# Short task
Without the pictures, give the entries below again exactly as written.

Saved entries:
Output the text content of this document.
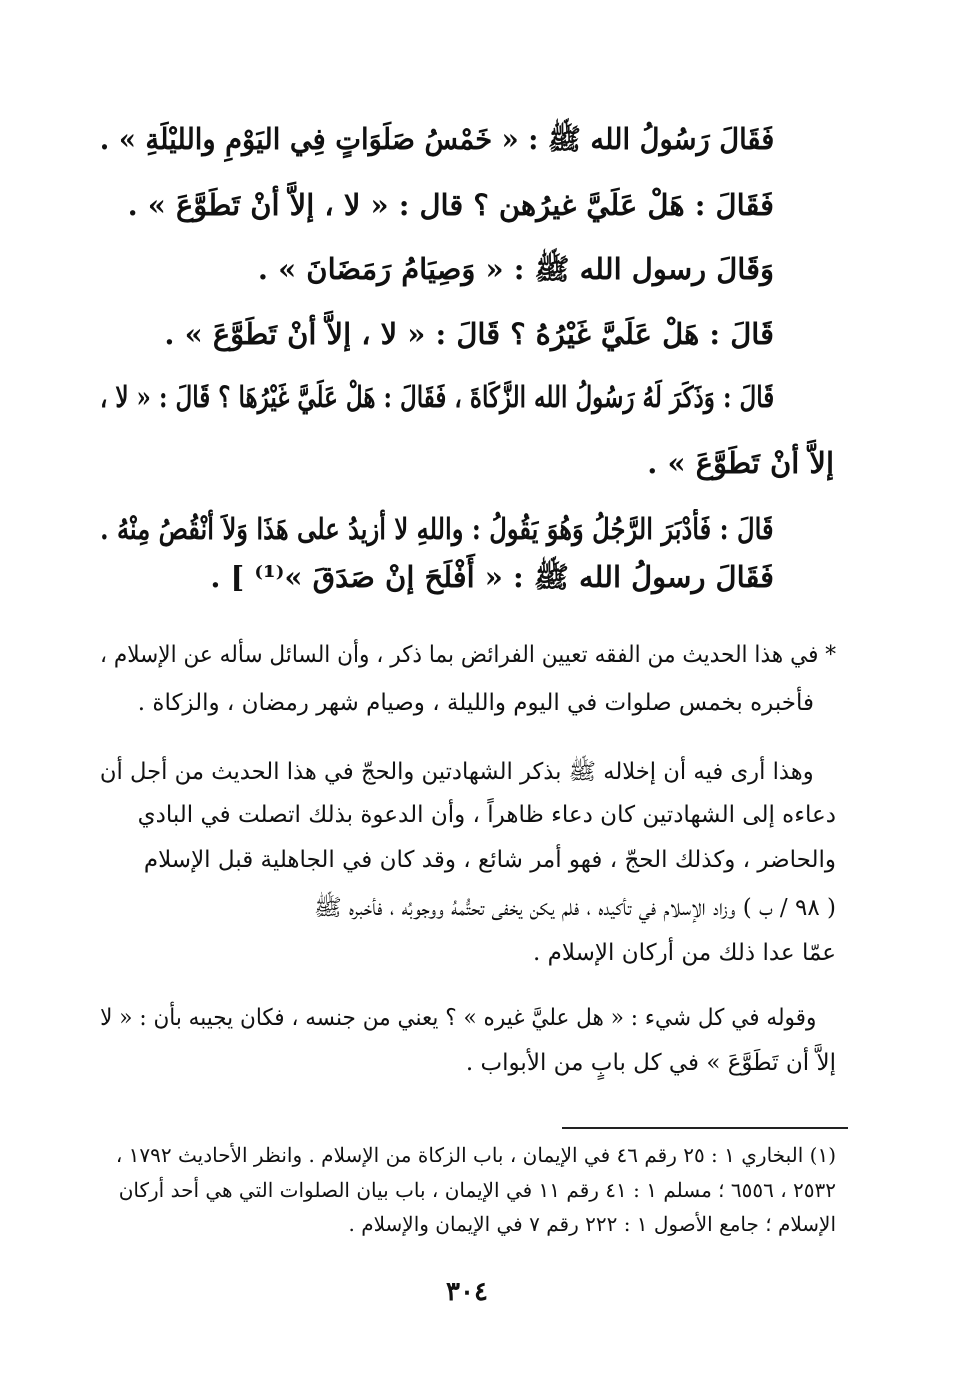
فَقَالَ رَسُولُ الله ﷺ : « خَمْسُ صَلَوَاتٍ فِي اليَوْمِ والليْلَةِ » .
فَقَالَ : هَلْ عَلَيَّ غيرُهن ؟ قال : « لا ، إلاَّ أنْ تَطَوَّعَ » .
وَقَالَ رسول الله ﷺ : « وَصِيَامُ رَمَضَانَ » .
قَالَ : هَلْ عَلَيَّ غَيْرُهُ ؟ قَالَ : « لا ، إلاَّ أنْ تَطَوَّعَ » .
قَالَ : وَذَكَرَ لَهُ رَسُولُ الله الزَّكَاةَ ، فَقَالَ : هَلْ عَلَيَّ غَيْرُهَا ؟ قَالَ : « لا ،
إلاَّ أنْ تَطَوَّعَ » .
قَالَ : فَأدْبَرَ الرَّجُلُ وَهُوَ يَقُولُ : واللهِ لا أزيدُ على هَذَا وَلاَ أنْقُصُ مِنْهُ .
فَقَالَ رسولُ الله ﷺ : « أَفْلَحَ إنْ صَدَقَ »⁽¹⁾ ] .
* في هذا الحديث من الفقه تعيين الفرائض بما ذكر ، وأن السائل سأله عن الإسلام ،
فأخبره بخمس صلوات في اليوم والليلة ، وصيام شهر رمضان ، والزكاة .
وهذا أرى فيه أن إخلاله ﷺ بذكر الشهادتين والحجّ في هذا الحديث من أجل أن
دعاءه إلى الشهادتين كان دعاء ظاهراً ، وأن الدعوة بذلك اتصلت في البادي
والحاضر ، وكذلك الحجّ ، فهو أمر شائع ، وقد كان في الجاهلية قبل الإسلام
( ٩٨ / ب ) وزاد الإسلام في تأكيده ، فلم يكن يخفى تحتُّمهُ ووجوبُه ، فأخبره ﷺ
عمّا عدا ذلك من أركان الإسلام .
وقوله في كل شيء : « هل عليَّ غيره » ؟ يعني من جنسه ، فكان يجيبه بأن : « لا
إلاَّ أن تَطَوَّعَ » في كل بابٍ من الأبواب .
(١) البخاري ١ : ٢٥ رقم ٤٦ في الإيمان ، باب الزكاة من الإسلام . وانظر الأحاديث ١٧٩٢ ،
٢٥٣٢ ، ٦٥٥٦ ؛ مسلم ١ : ٤١ رقم ١١ في الإيمان ، باب بيان الصلوات التي هي أحد أركان
الإسلام ؛ جامع الأصول ١ : ٢٢٢ رقم ٧ في الإيمان والإسلام .
٣٠٤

# Task answer
Output the text content of this document.
فَقَالَ رَسُولُ الله ﷺ : « خَمْسُ صَلَوَاتٍ فِي اليَوْمِ والليْلَةِ » .
فَقَالَ : هَلْ عَلَيَّ غيرُهن ؟ قال : « لا ، إلاَّ أنْ تَطَوَّعَ » .
وَقَالَ رسول الله ﷺ : « وَصِيَامُ رَمَضَانَ » .
قَالَ : هَلْ عَلَيَّ غَيْرُهُ ؟ قَالَ : « لا ، إلاَّ أنْ تَطَوَّعَ » .
قَالَ : وَذَكَرَ لَهُ رَسُولُ الله الزَّكَاةَ ، فَقَالَ : هَلْ عَلَيَّ غَيْرُهَا ؟ قَالَ : « لا ،
إلاَّ أنْ تَطَوَّعَ » .
قَالَ : فَأدْبَرَ الرَّجُلُ وَهُوَ يَقُولُ : واللهِ لا أزيدُ على هَذَا وَلاَ أنْقُصُ مِنْهُ .
فَقَالَ رسولُ الله ﷺ : « أَفْلَحَ إنْ صَدَقَ »⁽¹⁾ ] .
* في هذا الحديث من الفقه تعيين الفرائض بما ذكر ، وأن السائل سأله عن الإسلام ،
فأخبره بخمس صلوات في اليوم والليلة ، وصيام شهر رمضان ، والزكاة .
وهذا أرى فيه أن إخلاله ﷺ بذكر الشهادتين والحجّ في هذا الحديث من أجل أن
دعاءه إلى الشهادتين كان دعاء ظاهراً ، وأن الدعوة بذلك اتصلت في البادي
والحاضر ، وكذلك الحجّ ، فهو أمر شائع ، وقد كان في الجاهلية قبل الإسلام
( ٩٨ / ب ) وزاد الإسلام في تأكيده ، فلم يكن يخفى تحتُّمهُ ووجوبُه ، فأخبره ﷺ
عمّا عدا ذلك من أركان الإسلام .
وقوله في كل شيء : « هل عليَّ غيره » ؟ يعني من جنسه ، فكان يجيبه بأن : « لا
إلاَّ أن تَطَوَّعَ » في كل بابٍ من الأبواب .
(١) البخاري ١ : ٢٥ رقم ٤٦ في الإيمان ، باب الزكاة من الإسلام . وانظر الأحاديث ١٧٩٢ ،
٢٥٣٢ ، ٦٥٥٦ ؛ مسلم ١ : ٤١ رقم ١١ في الإيمان ، باب بيان الصلوات التي هي أحد أركان
الإسلام ؛ جامع الأصول ١ : ٢٢٢ رقم ٧ في الإيمان والإسلام .
٣٠٤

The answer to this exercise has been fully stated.